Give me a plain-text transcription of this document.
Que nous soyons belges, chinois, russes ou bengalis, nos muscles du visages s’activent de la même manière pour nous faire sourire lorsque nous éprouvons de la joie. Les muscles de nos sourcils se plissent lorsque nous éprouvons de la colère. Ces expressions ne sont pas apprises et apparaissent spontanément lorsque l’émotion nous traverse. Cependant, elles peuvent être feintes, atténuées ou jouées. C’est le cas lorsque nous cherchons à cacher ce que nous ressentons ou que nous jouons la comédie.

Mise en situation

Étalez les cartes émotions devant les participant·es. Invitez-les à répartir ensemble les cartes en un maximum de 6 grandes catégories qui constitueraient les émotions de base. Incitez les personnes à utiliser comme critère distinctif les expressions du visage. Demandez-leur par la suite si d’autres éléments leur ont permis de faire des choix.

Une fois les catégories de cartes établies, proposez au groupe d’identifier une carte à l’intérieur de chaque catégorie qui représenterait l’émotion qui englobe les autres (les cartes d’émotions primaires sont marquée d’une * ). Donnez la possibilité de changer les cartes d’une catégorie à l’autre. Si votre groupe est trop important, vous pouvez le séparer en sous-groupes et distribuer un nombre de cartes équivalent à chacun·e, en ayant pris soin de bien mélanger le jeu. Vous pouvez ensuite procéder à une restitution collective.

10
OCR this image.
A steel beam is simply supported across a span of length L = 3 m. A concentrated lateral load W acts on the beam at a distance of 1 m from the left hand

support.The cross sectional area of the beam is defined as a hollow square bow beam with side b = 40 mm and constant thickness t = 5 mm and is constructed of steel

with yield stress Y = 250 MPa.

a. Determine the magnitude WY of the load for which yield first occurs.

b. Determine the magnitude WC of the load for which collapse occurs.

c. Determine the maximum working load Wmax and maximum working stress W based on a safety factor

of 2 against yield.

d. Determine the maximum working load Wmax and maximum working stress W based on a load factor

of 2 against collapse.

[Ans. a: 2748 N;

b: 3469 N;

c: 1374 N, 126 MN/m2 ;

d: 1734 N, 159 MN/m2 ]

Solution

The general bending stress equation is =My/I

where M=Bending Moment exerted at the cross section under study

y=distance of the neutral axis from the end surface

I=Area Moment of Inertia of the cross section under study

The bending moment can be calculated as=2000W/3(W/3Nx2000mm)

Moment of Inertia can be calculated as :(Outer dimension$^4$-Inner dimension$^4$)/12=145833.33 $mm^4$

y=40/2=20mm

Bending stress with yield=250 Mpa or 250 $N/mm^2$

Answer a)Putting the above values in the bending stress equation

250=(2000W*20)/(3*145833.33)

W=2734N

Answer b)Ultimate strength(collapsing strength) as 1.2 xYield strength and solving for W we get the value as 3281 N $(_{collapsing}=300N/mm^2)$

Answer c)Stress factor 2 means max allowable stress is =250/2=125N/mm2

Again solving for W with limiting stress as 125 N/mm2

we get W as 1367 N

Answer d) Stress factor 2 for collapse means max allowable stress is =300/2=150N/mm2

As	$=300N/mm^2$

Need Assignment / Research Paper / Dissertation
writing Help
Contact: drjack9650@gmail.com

Aim - Transcribe the material exactly as it reads.

Result of the task -
Give me a plain-text transcription of this document.
Que nous soyons belges, chinois, russes ou bengalis, nos muscles du visages s’activent de la même manière pour nous faire sourire lorsque nous éprouvons de la joie. Les muscles de nos sourcils se plissent lorsque nous éprouvons de la colère. Ces expressions ne sont pas apprises et apparaissent spontanément lorsque l’émotion nous traverse. Cependant, elles peuvent être feintes, atténuées ou jouées. C’est le cas lorsque nous cherchons à cacher ce que nous ressentons ou que nous jouons la comédie.

Mise en situation

Étalez les cartes émotions devant les participant·es. Invitez-les à répartir ensemble les cartes en un maximum de 6 grandes catégories qui constitueraient les émotions de base. Incitez les personnes à utiliser comme critère distinctif les expressions du visage. Demandez-leur par la suite si d’autres éléments leur ont permis de faire des choix.

Une fois les catégories de cartes établies, proposez au groupe d’identifier une carte à l’intérieur de chaque catégorie qui représenterait l’émotion qui englobe les autres (les cartes d’émotions primaires sont marquée d’une * ). Donnez la possibilité de changer les cartes d’une catégorie à l’autre. Si votre groupe est trop important, vous pouvez le séparer en sous-groupes et distribuer un nombre de cartes équivalent à chacun·e, en ayant pris soin de bien mélanger le jeu. Vous pouvez ensuite procéder à une restitution collective.

10
OCR this image.
A steel beam is simply supported across a span of length L = 3 m. A concentrated lateral load W acts on the beam at a distance of 1 m from the left hand

support.The cross sectional area of the beam is defined as a hollow square bow beam with side b = 40 mm and constant thickness t = 5 mm and is constructed of steel

with yield stress Y = 250 MPa.

a. Determine the magnitude WY of the load for which yield first occurs.

b. Determine the magnitude WC of the load for which collapse occurs.

c. Determine the maximum working load Wmax and maximum working stress W based on a safety factor

of 2 against yield.

d. Determine the maximum working load Wmax and maximum working stress W based on a load factor

of 2 against collapse.

[Ans. a: 2748 N;

b: 3469 N;

c: 1374 N, 126 MN/m2 ;

d: 1734 N, 159 MN/m2 ]

Solution

The general bending stress equation is =My/I

where M=Bending Moment exerted at the cross section under study

y=distance of the neutral axis from the end surface

I=Area Moment of Inertia of the cross section under study

The bending moment can be calculated as=2000W/3(W/3Nx2000mm)

Moment of Inertia can be calculated as :(Outer dimension$^4$-Inner dimension$^4$)/12=145833.33 $mm^4$

y=40/2=20mm

Bending stress with yield=250 Mpa or 250 $N/mm^2$

Answer a)Putting the above values in the bending stress equation

250=(2000W*20)/(3*145833.33)

W=2734N

Answer b)Ultimate strength(collapsing strength) as 1.2 xYield strength and solving for W we get the value as 3281 N $(_{collapsing}=300N/mm^2)$

Answer c)Stress factor 2 means max allowable stress is =250/2=125N/mm2

Again solving for W with limiting stress as 125 N/mm2

we get W as 1367 N

Answer d) Stress factor 2 for collapse means max allowable stress is =300/2=150N/mm2

As	$=300N/mm^2$

Need Assignment / Research Paper / Dissertation
writing Help
Contact: drjack9650@gmail.com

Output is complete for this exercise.